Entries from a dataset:

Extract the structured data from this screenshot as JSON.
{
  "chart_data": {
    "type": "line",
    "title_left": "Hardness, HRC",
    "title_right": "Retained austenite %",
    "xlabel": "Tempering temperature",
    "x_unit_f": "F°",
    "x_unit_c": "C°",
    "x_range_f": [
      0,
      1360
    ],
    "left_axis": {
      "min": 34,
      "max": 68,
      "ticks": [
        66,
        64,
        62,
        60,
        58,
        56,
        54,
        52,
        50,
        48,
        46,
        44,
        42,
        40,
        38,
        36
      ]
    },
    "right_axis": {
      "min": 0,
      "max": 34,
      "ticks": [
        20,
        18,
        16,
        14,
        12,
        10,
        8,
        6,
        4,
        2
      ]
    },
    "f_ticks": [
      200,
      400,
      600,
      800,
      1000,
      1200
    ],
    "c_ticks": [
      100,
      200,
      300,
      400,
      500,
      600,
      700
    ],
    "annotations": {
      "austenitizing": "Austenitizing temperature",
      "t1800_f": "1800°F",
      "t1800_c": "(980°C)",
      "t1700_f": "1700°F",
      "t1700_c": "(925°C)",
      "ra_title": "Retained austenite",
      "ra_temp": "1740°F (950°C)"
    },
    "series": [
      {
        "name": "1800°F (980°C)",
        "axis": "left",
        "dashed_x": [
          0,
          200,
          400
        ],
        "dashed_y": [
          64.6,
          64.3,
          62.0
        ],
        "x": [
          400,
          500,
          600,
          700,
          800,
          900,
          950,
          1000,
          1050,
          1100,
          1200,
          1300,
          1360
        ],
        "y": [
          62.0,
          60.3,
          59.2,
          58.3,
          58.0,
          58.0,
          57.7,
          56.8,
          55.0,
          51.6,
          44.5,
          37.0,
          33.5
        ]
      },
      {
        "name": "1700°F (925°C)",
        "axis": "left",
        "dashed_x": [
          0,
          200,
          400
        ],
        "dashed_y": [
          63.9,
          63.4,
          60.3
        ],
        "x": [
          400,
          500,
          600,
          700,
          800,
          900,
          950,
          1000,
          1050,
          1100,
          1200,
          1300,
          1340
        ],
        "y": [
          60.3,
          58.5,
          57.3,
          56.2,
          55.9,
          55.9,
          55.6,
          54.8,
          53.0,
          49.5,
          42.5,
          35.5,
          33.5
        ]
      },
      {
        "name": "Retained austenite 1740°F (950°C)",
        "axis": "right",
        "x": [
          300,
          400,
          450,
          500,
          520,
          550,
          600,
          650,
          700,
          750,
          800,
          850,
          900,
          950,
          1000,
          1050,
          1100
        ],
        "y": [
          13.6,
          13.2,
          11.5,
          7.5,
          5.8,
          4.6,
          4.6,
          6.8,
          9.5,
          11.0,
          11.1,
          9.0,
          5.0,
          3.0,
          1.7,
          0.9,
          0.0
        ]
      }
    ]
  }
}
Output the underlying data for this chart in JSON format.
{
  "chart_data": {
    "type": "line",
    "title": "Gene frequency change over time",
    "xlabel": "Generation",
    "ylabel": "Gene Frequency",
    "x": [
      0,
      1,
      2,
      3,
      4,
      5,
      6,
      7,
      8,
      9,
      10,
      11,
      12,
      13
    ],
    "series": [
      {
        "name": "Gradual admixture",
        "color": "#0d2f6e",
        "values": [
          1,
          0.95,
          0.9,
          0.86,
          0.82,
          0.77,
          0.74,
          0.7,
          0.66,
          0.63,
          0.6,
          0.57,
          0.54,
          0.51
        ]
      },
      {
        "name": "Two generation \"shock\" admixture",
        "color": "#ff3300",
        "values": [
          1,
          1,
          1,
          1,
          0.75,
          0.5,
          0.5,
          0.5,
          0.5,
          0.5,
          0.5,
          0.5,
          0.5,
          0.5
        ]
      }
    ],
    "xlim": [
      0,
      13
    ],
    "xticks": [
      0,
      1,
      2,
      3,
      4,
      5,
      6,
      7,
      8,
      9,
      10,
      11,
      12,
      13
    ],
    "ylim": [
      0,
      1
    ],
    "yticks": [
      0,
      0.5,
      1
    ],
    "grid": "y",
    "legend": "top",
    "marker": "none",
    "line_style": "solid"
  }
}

== EXERCISE ==
Show every line that contains the word "temperature".

== TASK SOLUTION ==
    "xlabel": "Tempering temperature",
      "austenitizing": "Austenitizing temperature",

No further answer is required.